— START Data rows —
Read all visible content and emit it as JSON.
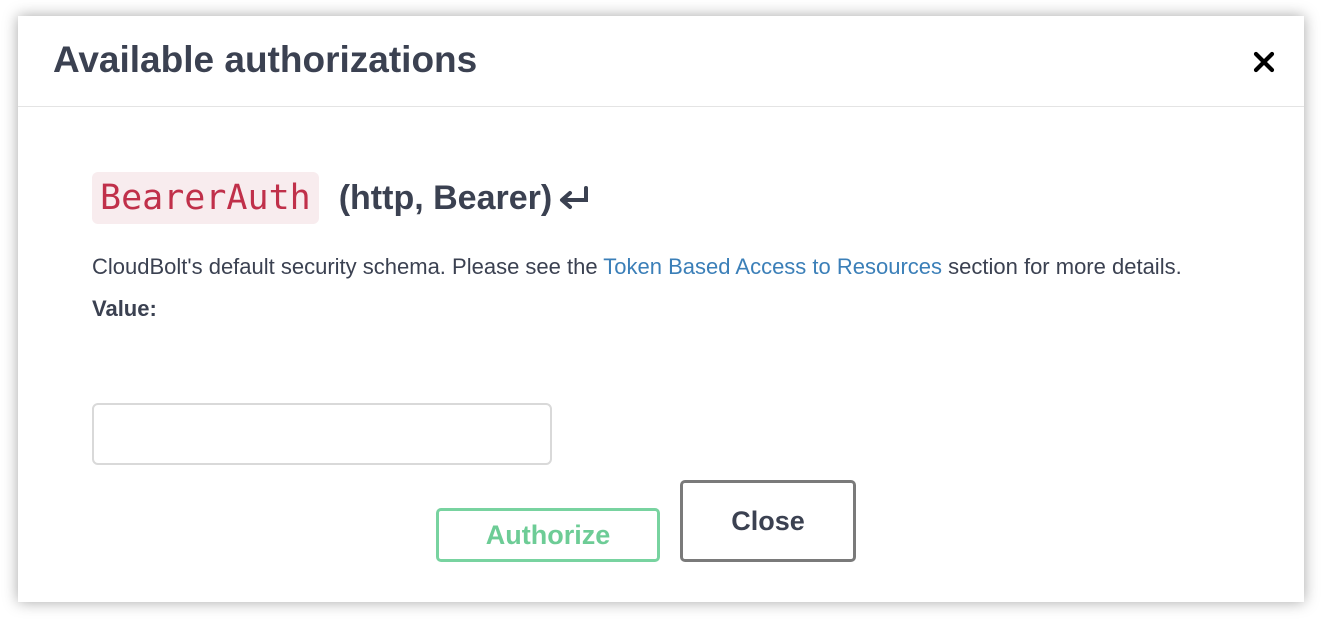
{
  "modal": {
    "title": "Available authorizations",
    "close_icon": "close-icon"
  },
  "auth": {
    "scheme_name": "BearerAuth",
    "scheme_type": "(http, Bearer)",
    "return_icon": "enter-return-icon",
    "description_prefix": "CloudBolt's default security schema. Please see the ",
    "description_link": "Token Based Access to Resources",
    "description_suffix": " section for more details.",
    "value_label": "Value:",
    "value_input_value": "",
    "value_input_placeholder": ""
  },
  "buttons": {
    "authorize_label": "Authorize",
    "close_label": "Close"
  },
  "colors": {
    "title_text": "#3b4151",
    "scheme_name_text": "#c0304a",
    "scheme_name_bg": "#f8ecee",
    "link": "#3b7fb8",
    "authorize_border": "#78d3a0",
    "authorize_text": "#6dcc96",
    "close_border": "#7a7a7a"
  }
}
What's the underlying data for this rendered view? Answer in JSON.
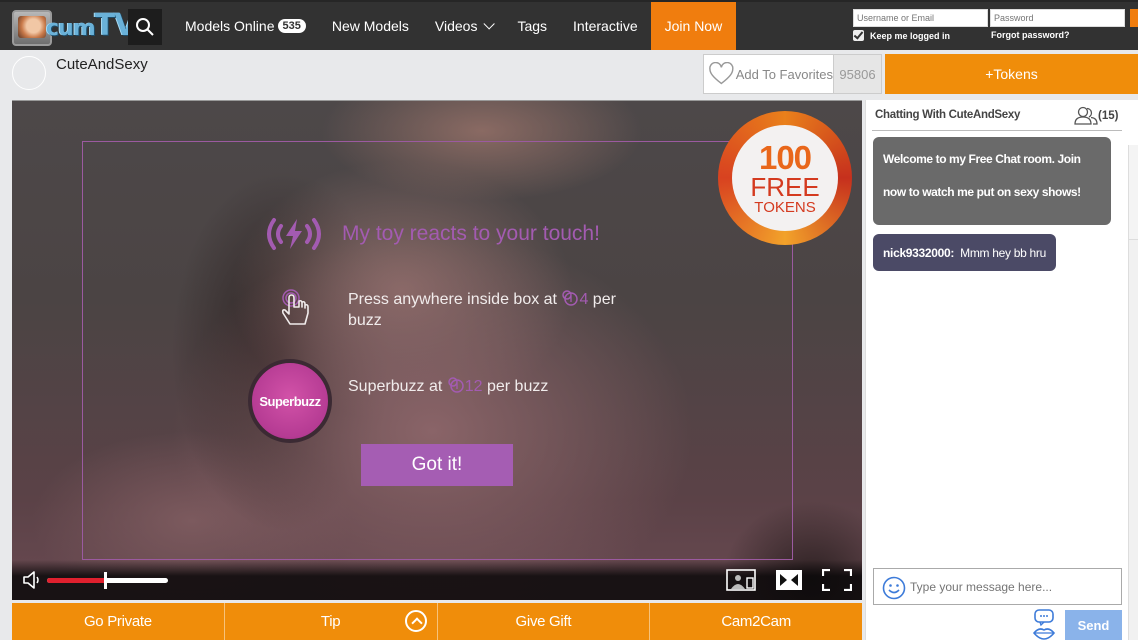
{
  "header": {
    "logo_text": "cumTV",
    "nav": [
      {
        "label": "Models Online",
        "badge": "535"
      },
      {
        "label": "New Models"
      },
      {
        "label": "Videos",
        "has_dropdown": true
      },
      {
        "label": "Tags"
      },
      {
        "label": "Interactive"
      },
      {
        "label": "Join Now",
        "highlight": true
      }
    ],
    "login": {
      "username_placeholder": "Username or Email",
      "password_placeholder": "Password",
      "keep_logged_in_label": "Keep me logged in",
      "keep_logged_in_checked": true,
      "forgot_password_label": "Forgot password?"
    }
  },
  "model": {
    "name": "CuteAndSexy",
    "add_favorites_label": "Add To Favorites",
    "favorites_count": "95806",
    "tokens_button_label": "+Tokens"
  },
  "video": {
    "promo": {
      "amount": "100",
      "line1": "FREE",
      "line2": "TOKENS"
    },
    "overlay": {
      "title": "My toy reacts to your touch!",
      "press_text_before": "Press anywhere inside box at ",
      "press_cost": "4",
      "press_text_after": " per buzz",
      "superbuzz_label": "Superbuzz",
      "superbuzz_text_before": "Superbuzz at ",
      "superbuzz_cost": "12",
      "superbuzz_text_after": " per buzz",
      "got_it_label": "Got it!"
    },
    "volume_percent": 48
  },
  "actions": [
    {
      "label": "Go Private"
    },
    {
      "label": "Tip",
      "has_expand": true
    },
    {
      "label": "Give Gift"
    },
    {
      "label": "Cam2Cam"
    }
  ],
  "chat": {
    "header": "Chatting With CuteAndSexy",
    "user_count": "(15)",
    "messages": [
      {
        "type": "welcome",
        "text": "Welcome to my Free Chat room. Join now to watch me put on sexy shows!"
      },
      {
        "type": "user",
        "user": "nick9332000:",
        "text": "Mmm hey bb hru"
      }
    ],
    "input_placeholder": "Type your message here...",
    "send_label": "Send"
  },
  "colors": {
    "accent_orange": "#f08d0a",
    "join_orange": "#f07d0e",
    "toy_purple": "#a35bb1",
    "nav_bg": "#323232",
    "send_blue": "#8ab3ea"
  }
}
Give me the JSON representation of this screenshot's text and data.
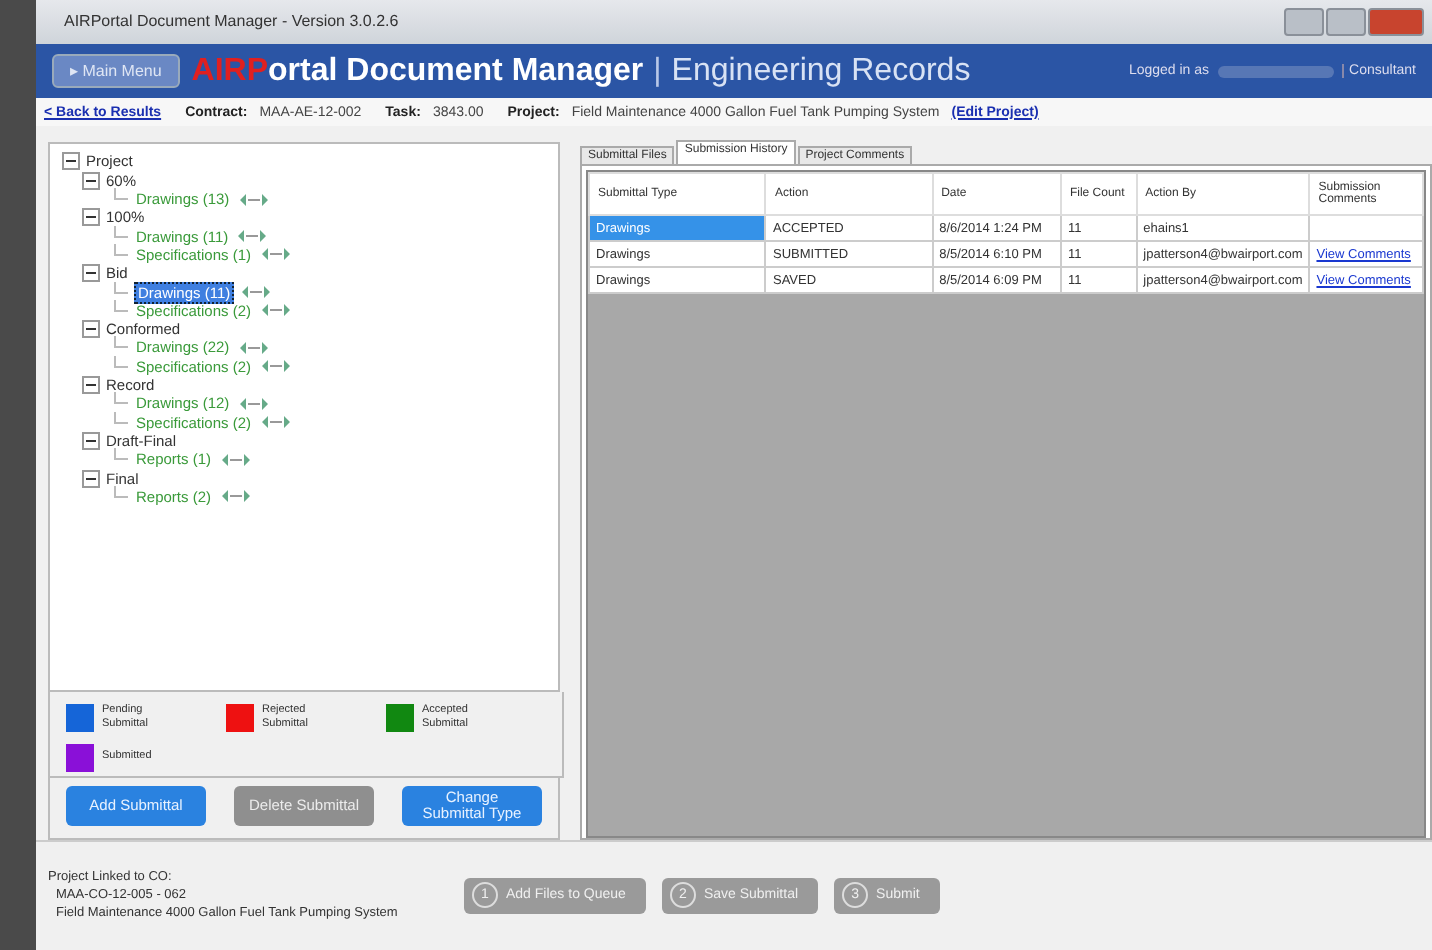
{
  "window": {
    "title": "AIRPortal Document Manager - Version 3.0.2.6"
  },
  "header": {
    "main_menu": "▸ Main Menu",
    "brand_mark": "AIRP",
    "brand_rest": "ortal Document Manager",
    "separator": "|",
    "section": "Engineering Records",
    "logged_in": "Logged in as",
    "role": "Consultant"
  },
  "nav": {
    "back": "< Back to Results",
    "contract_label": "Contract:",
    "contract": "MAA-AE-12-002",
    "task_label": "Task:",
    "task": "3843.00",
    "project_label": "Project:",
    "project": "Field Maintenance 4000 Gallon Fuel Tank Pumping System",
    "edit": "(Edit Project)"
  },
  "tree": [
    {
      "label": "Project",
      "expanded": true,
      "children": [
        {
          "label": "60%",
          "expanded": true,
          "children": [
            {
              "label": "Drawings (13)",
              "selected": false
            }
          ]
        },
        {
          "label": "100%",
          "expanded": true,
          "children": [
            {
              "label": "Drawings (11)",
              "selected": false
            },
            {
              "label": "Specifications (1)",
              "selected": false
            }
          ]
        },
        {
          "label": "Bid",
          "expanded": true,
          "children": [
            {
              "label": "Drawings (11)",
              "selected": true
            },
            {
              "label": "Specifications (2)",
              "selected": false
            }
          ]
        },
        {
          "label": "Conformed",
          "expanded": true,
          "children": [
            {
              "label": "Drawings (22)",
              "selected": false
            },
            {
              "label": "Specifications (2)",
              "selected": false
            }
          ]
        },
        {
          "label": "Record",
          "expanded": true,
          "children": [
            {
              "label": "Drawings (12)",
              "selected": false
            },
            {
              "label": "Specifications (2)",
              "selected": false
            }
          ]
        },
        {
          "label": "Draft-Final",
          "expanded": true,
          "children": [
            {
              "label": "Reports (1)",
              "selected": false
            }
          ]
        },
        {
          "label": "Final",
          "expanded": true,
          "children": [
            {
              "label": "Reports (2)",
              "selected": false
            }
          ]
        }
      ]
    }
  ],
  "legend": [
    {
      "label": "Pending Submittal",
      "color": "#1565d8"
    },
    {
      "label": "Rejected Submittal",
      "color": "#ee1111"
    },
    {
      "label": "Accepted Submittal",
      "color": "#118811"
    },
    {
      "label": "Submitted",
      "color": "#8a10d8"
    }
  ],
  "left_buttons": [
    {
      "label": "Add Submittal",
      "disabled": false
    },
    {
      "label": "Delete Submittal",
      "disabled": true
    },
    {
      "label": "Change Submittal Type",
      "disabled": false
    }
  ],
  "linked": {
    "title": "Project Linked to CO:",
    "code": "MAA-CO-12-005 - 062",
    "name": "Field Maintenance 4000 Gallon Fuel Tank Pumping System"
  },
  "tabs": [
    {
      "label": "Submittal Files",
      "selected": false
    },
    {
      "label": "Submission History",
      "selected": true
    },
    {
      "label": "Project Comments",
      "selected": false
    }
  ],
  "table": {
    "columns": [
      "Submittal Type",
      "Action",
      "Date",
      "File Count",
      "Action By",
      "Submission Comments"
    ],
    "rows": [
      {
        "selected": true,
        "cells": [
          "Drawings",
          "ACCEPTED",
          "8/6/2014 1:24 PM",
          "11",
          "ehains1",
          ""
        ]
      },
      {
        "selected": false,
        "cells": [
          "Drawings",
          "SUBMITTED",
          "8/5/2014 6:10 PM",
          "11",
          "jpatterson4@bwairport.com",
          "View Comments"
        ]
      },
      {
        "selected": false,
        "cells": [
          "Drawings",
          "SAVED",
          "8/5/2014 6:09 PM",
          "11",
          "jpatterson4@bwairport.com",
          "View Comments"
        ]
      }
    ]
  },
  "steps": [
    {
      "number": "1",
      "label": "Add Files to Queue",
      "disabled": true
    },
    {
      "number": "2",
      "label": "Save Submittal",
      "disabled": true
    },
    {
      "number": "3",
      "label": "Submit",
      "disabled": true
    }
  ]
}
— END Data rows —
-- Requirements --
Gather up every line from the listing above in which the word "Field" occurs.

-- Correct answer --
    "project": "Field Maintenance 4000 Gallon Fuel Tank Pumping System",
    "name": "Field Maintenance 4000 Gallon Fuel Tank Pumping System"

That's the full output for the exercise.